* [WHAT IS ASKED] Copy out the complete listing, word for word.
## START DATA EXTRACT
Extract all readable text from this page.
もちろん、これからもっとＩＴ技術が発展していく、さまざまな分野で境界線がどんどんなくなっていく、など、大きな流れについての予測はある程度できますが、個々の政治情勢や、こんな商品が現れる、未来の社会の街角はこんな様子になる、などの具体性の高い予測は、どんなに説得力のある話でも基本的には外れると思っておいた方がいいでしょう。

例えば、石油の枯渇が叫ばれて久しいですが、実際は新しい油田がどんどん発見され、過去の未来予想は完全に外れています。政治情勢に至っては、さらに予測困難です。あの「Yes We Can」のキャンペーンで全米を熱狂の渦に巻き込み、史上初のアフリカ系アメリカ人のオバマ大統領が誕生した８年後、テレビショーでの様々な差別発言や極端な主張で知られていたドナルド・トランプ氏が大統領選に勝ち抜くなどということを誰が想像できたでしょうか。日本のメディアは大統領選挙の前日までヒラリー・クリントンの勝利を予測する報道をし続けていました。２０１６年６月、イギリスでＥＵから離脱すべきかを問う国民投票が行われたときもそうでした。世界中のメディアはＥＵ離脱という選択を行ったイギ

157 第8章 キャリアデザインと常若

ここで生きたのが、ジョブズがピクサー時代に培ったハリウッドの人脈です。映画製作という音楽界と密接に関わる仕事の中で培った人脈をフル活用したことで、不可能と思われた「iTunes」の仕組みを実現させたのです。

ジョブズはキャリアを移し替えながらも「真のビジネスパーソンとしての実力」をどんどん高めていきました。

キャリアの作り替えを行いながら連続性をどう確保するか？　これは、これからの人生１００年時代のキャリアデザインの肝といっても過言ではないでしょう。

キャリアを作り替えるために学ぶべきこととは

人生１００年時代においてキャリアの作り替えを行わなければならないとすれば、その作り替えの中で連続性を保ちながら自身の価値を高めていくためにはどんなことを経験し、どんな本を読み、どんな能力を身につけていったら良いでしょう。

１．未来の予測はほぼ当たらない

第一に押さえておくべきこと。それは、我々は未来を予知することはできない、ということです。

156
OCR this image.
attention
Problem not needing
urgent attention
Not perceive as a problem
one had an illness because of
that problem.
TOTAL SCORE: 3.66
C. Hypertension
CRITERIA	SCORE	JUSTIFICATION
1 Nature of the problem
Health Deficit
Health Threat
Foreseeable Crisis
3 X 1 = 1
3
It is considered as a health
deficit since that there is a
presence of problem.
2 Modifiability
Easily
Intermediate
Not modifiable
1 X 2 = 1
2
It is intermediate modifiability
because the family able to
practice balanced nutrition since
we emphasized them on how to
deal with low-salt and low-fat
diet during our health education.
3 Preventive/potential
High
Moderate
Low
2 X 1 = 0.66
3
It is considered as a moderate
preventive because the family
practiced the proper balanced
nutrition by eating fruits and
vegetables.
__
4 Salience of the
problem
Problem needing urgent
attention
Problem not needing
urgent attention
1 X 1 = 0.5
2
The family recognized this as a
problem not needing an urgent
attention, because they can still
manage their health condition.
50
## END DATA EXTRACT
* [THE OUTPUT]
Extract all readable text from this page.
もちろん、これからもっとＩＴ技術が発展していく、さまざまな分野で境界線がどんどんなくなっていく、など、大きな流れについての予測はある程度できますが、個々の政治情勢や、こんな商品が現れる、未来の社会の街角はこんな様子になる、などの具体性の高い予測は、どんなに説得力のある話でも基本的には外れると思っておいた方がいいでしょう。

例えば、石油の枯渇が叫ばれて久しいですが、実際は新しい油田がどんどん発見され、過去の未来予想は完全に外れています。政治情勢に至っては、さらに予測困難です。あの「Yes We Can」のキャンペーンで全米を熱狂の渦に巻き込み、史上初のアフリカ系アメリカ人のオバマ大統領が誕生した８年後、テレビショーでの様々な差別発言や極端な主張で知られていたドナルド・トランプ氏が大統領選に勝ち抜くなどということを誰が想像できたでしょうか。日本のメディアは大統領選挙の前日までヒラリー・クリントンの勝利を予測する報道をし続けていました。２０１６年６月、イギリスでＥＵから離脱すべきかを問う国民投票が行われたときもそうでした。世界中のメディアはＥＵ離脱という選択を行ったイギ

157 第8章 キャリアデザインと常若

ここで生きたのが、ジョブズがピクサー時代に培ったハリウッドの人脈です。映画製作という音楽界と密接に関わる仕事の中で培った人脈をフル活用したことで、不可能と思われた「iTunes」の仕組みを実現させたのです。

ジョブズはキャリアを移し替えながらも「真のビジネスパーソンとしての実力」をどんどん高めていきました。

キャリアの作り替えを行いながら連続性をどう確保するか？　これは、これからの人生１００年時代のキャリアデザインの肝といっても過言ではないでしょう。

キャリアを作り替えるために学ぶべきこととは

人生１００年時代においてキャリアの作り替えを行わなければならないとすれば、その作り替えの中で連続性を保ちながら自身の価値を高めていくためにはどんなことを経験し、どんな本を読み、どんな能力を身につけていったら良いでしょう。

１．未来の予測はほぼ当たらない

第一に押さえておくべきこと。それは、我々は未来を予知することはできない、ということです。

156
OCR this image.
attention
Problem not needing
urgent attention
Not perceive as a problem
one had an illness because of
that problem.
TOTAL SCORE: 3.66
C. Hypertension
CRITERIA	SCORE	JUSTIFICATION
1 Nature of the problem
Health Deficit
Health Threat
Foreseeable Crisis
3 X 1 = 1
3
It is considered as a health
deficit since that there is a
presence of problem.
2 Modifiability
Easily
Intermediate
Not modifiable
1 X 2 = 1
2
It is intermediate modifiability
because the family able to
practice balanced nutrition since
we emphasized them on how to
deal with low-salt and low-fat
diet during our health education.
3 Preventive/potential
High
Moderate
Low
2 X 1 = 0.66
3
It is considered as a moderate
preventive because the family
practiced the proper balanced
nutrition by eating fruits and
vegetables.
__
4 Salience of the
problem
Problem needing urgent
attention
Problem not needing
urgent attention
1 X 1 = 0.5
2
The family recognized this as a
problem not needing an urgent
attention, because they can still
manage their health condition.
50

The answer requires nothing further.